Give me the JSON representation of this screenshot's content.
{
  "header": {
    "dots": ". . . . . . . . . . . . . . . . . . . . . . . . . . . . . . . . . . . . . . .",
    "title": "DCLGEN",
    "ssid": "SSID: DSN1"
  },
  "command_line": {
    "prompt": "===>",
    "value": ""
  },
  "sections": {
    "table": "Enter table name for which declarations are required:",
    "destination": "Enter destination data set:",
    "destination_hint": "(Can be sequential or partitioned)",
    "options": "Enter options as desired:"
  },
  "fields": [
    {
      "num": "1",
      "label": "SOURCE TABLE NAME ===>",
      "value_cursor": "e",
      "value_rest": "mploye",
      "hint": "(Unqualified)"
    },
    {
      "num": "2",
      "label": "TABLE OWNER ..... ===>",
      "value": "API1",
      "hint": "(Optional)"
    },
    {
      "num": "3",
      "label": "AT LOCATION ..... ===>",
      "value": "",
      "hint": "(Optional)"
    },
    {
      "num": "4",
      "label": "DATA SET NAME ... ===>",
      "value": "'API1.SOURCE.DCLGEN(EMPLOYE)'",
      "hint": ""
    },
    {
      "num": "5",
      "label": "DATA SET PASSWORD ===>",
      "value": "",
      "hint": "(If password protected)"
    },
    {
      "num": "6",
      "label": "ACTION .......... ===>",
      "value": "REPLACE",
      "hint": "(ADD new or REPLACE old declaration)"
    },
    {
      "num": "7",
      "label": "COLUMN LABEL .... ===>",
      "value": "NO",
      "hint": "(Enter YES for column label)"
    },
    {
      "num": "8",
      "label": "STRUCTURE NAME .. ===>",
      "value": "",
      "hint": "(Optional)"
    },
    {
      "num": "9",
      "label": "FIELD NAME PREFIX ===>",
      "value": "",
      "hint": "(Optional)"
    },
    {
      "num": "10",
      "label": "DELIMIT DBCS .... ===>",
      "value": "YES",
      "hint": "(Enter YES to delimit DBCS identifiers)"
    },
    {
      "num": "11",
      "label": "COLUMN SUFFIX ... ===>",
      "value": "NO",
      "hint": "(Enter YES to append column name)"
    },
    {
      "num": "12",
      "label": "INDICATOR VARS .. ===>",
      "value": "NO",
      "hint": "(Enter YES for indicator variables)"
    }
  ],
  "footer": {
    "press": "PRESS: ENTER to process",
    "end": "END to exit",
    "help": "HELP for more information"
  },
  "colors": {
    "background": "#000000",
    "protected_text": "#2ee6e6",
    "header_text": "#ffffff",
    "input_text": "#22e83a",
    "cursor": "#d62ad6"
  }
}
--
### TASK REQUIREMENTS
Count every line above that holds the string "DCLGEN" and give the total, nothing more.

### COMPLETED TASK
2